> **INSTRUCTIONS TO FOLLOW**
What the response needs is every record, repeated verbatim, and no images.

> **PROVIDED DATA**
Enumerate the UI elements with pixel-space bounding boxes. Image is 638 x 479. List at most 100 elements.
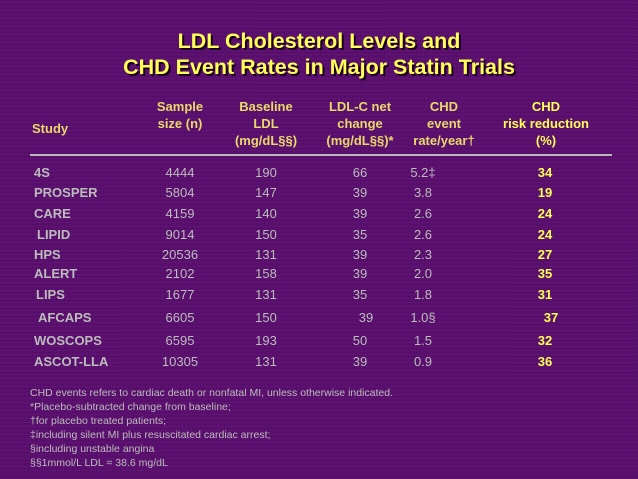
cell-baseline: 147 [255,185,277,200]
table-row: PROSPER 5804 147 39 3.8 19 [0,183,638,203]
header-event-line-3: rate/year† [413,133,475,148]
header-chd-risk-reduction: CHD risk reduction (%) [488,98,604,149]
header-ldl-change: LDL-C net change (mg/dL§§)* [314,98,406,149]
header-change-line-2: change [337,116,383,131]
cell-event-rate: 2.0 [413,266,433,281]
cell-ldl-change: 50 [352,333,368,348]
cell-study: ALERT [34,266,78,281]
cell-study: LIPS [36,287,65,302]
cell-study: PROSPER [34,185,98,200]
cell-baseline: 158 [255,266,277,281]
cell-ldl-change: 35 [352,227,368,242]
cell-baseline: 150 [255,227,277,242]
cell-risk-reduction: 24 [537,206,553,221]
table-row: CARE 4159 140 39 2.6 24 [0,204,638,224]
cell-baseline: 131 [255,354,277,369]
cell-ldl-change: 39 [352,206,368,221]
cell-event-rate: 1.0§ [410,310,436,325]
cell-baseline: 131 [255,287,277,302]
header-reduction-line-2: risk reduction [503,116,589,131]
cell-size: 1677 [165,287,195,302]
cell-size: 6595 [165,333,195,348]
footnote: §§1mmol/L LDL = 38.6 mg/dL [30,457,168,469]
cell-size: 10305 [161,354,199,369]
cell-size: 20536 [161,247,199,262]
cell-study: WOSCOPS [34,333,102,348]
cell-ldl-change: 39 [352,354,368,369]
cell-ldl-change: 39 [352,185,368,200]
footnote: ‡including silent MI plus resuscitated c… [30,429,271,441]
cell-study: AFCAPS [38,310,92,325]
header-size-line-1: Sample [156,99,204,114]
header-study: Study [32,121,69,136]
title-line-1: LDL Cholesterol Levels and [177,29,461,53]
cell-baseline: 131 [255,247,277,262]
cell-risk-reduction: 36 [537,354,553,369]
cell-study: LIPID [37,227,71,242]
cell-ldl-change: 39 [352,266,368,281]
header-divider [30,154,612,156]
cell-risk-reduction: 34 [537,165,553,180]
cell-risk-reduction: 24 [537,227,553,242]
table-row: 4S 4444 190 66 5.2‡ 34 [0,163,638,183]
header-sample-size: Sample size (n) [140,98,220,132]
cell-ldl-change: 35 [352,287,368,302]
cell-event-rate: 2.3 [413,247,433,262]
cell-ldl-change: 66 [352,165,368,180]
header-baseline-ldl: Baseline LDL (mg/dL§§) [222,98,310,149]
footnotes: CHD events refers to cardiac death or no… [30,386,393,470]
table-row: ASCOT-LLA 10305 131 39 0.9 36 [0,352,638,372]
cell-event-rate: 3.8 [413,185,433,200]
cell-study: ASCOT-LLA [34,354,109,369]
cell-size: 4444 [165,165,195,180]
table-row: HPS 20536 131 39 2.3 27 [0,245,638,265]
header-event-line-2: event [427,116,461,131]
cell-risk-reduction: 32 [537,333,553,348]
header-change-line-1: LDL-C net [328,99,392,114]
cell-risk-reduction: 19 [537,185,553,200]
header-baseline-line-3: (mg/dL§§) [234,133,298,148]
cell-event-rate: 2.6 [413,206,433,221]
cell-event-rate: 1.5 [413,333,433,348]
cell-size: 6605 [165,310,195,325]
title-line-2: CHD Event Rates in Major Statin Trials [123,55,515,79]
cell-event-rate: 5.2‡ [410,165,436,180]
cell-event-rate: 2.6 [413,227,433,242]
header-baseline-line-1: Baseline [239,99,293,114]
cell-size: 9014 [165,227,195,242]
cell-risk-reduction: 27 [537,247,553,262]
table-row: ALERT 2102 158 39 2.0 35 [0,264,638,284]
cell-event-rate: 1.8 [413,287,433,302]
cell-study: 4S [34,165,50,180]
cell-size: 4159 [165,206,195,221]
cell-risk-reduction: 37 [543,310,559,325]
cell-size: 2102 [165,266,195,281]
header-reduction-line-3: (%) [535,133,557,148]
cell-ldl-change: 39 [358,310,374,325]
cell-size: 5804 [165,185,195,200]
header-chd-event-rate: CHD event rate/year† [402,98,486,149]
header-size-line-2: size (n) [157,116,203,131]
table-row: LIPS 1677 131 35 1.8 31 [0,285,638,305]
header-reduction-line-1: CHD [531,99,561,114]
slide-title: LDL Cholesterol Levels and CHD Event Rat… [0,28,638,80]
header-event-line-1: CHD [429,99,459,114]
cell-ldl-change: 39 [352,247,368,262]
cell-baseline: 150 [255,310,277,325]
footnote: CHD events refers to cardiac death or no… [30,387,394,399]
table-row: WOSCOPS 6595 193 50 1.5 32 [0,331,638,351]
table-row: AFCAPS 6605 150 39 1.0§ 37 [0,308,638,328]
cell-study: CARE [34,206,71,221]
cell-study: HPS [34,247,61,262]
footnote: †for placebo treated patients; [30,415,167,427]
header-baseline-line-2: LDL [253,116,279,131]
footnote: §including unstable angina [30,443,155,455]
cell-baseline: 190 [255,165,277,180]
cell-baseline: 193 [255,333,277,348]
table-row: LIPID 9014 150 35 2.6 24 [0,225,638,245]
cell-risk-reduction: 31 [537,287,553,302]
header-change-line-3: (mg/dL§§)* [326,133,394,148]
footnote: *Placebo-subtracted change from baseline… [30,401,231,413]
cell-baseline: 140 [255,206,277,221]
cell-risk-reduction: 35 [537,266,553,281]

> **YOUR RESPONSE**
Enumerate the UI elements with pixel-space bounding boxes. Image is 638 x 479. List at most 100 elements.
cell-baseline: 147 [255,185,277,200]
table-row: PROSPER 5804 147 39 3.8 19 [0,183,638,203]
header-event-line-3: rate/year† [413,133,475,148]
header-chd-risk-reduction: CHD risk reduction (%) [488,98,604,149]
header-ldl-change: LDL-C net change (mg/dL§§)* [314,98,406,149]
header-change-line-2: change [337,116,383,131]
cell-event-rate: 2.0 [413,266,433,281]
cell-ldl-change: 50 [352,333,368,348]
cell-study: ALERT [34,266,78,281]
cell-study: LIPS [36,287,65,302]
cell-study: PROSPER [34,185,98,200]
cell-baseline: 158 [255,266,277,281]
cell-ldl-change: 35 [352,227,368,242]
cell-baseline: 150 [255,227,277,242]
cell-risk-reduction: 24 [537,206,553,221]
table-row: CARE 4159 140 39 2.6 24 [0,204,638,224]
cell-baseline: 131 [255,354,277,369]
cell-ldl-change: 39 [352,206,368,221]
cell-event-rate: 1.0§ [410,310,436,325]
cell-baseline: 131 [255,287,277,302]
header-reduction-line-2: risk reduction [503,116,589,131]
cell-size: 1677 [165,287,195,302]
cell-size: 6595 [165,333,195,348]
footnote: §§1mmol/L LDL = 38.6 mg/dL [30,457,168,469]
cell-size: 10305 [161,354,199,369]
cell-size: 20536 [161,247,199,262]
cell-study: WOSCOPS [34,333,102,348]
cell-ldl-change: 39 [352,354,368,369]
cell-ldl-change: 39 [352,185,368,200]
footnote: ‡including silent MI plus resuscitated c… [30,429,271,441]
cell-study: AFCAPS [38,310,92,325]
header-size-line-1: Sample [156,99,204,114]
header-study: Study [32,121,69,136]
title-line-1: LDL Cholesterol Levels and [177,29,461,53]
cell-baseline: 131 [255,247,277,262]
cell-risk-reduction: 36 [537,354,553,369]
cell-study: LIPID [37,227,71,242]
cell-ldl-change: 39 [352,266,368,281]
header-divider [30,154,612,156]
cell-risk-reduction: 34 [537,165,553,180]
cell-risk-reduction: 24 [537,227,553,242]
table-row: 4S 4444 190 66 5.2‡ 34 [0,163,638,183]
header-sample-size: Sample size (n) [140,98,220,132]
cell-ldl-change: 35 [352,287,368,302]
cell-event-rate: 2.3 [413,247,433,262]
cell-ldl-change: 66 [352,165,368,180]
header-baseline-ldl: Baseline LDL (mg/dL§§) [222,98,310,149]
footnotes: CHD events refers to cardiac death or no… [30,386,393,470]
table-row: ASCOT-LLA 10305 131 39 0.9 36 [0,352,638,372]
cell-event-rate: 3.8 [413,185,433,200]
cell-study: ASCOT-LLA [34,354,109,369]
cell-size: 4444 [165,165,195,180]
table-row: HPS 20536 131 39 2.3 27 [0,245,638,265]
header-event-line-2: event [427,116,461,131]
cell-risk-reduction: 32 [537,333,553,348]
header-change-line-1: LDL-C net [328,99,392,114]
cell-risk-reduction: 19 [537,185,553,200]
header-baseline-line-3: (mg/dL§§) [234,133,298,148]
cell-event-rate: 2.6 [413,206,433,221]
cell-event-rate: 1.5 [413,333,433,348]
cell-size: 6605 [165,310,195,325]
title-line-2: CHD Event Rates in Major Statin Trials [123,55,515,79]
cell-event-rate: 5.2‡ [410,165,436,180]
cell-event-rate: 2.6 [413,227,433,242]
header-baseline-line-1: Baseline [239,99,293,114]
cell-size: 9014 [165,227,195,242]
cell-risk-reduction: 27 [537,247,553,262]
table-row: ALERT 2102 158 39 2.0 35 [0,264,638,284]
cell-event-rate: 1.8 [413,287,433,302]
cell-study: 4S [34,165,50,180]
cell-size: 4159 [165,206,195,221]
cell-risk-reduction: 37 [543,310,559,325]
cell-size: 2102 [165,266,195,281]
header-reduction-line-3: (%) [535,133,557,148]
cell-ldl-change: 39 [358,310,374,325]
cell-size: 5804 [165,185,195,200]
header-chd-event-rate: CHD event rate/year† [402,98,486,149]
header-size-line-2: size (n) [157,116,203,131]
table-row: LIPS 1677 131 35 1.8 31 [0,285,638,305]
header-reduction-line-1: CHD [531,99,561,114]
slide-title: LDL Cholesterol Levels and CHD Event Rat… [0,28,638,80]
header-event-line-1: CHD [429,99,459,114]
cell-ldl-change: 39 [352,247,368,262]
cell-baseline: 150 [255,310,277,325]
footnote: CHD events refers to cardiac death or no… [30,387,394,399]
table-row: WOSCOPS 6595 193 50 1.5 32 [0,331,638,351]
table-row: AFCAPS 6605 150 39 1.0§ 37 [0,308,638,328]
cell-study: CARE [34,206,71,221]
cell-study: HPS [34,247,61,262]
footnote: †for placebo treated patients; [30,415,167,427]
header-baseline-line-2: LDL [253,116,279,131]
footnote: §including unstable angina [30,443,155,455]
cell-baseline: 190 [255,165,277,180]
cell-baseline: 193 [255,333,277,348]
table-row: LIPID 9014 150 35 2.6 24 [0,225,638,245]
cell-risk-reduction: 31 [537,287,553,302]
header-change-line-3: (mg/dL§§)* [326,133,394,148]
footnote: *Placebo-subtracted change from baseline… [30,401,231,413]
cell-baseline: 140 [255,206,277,221]
cell-risk-reduction: 35 [537,266,553,281]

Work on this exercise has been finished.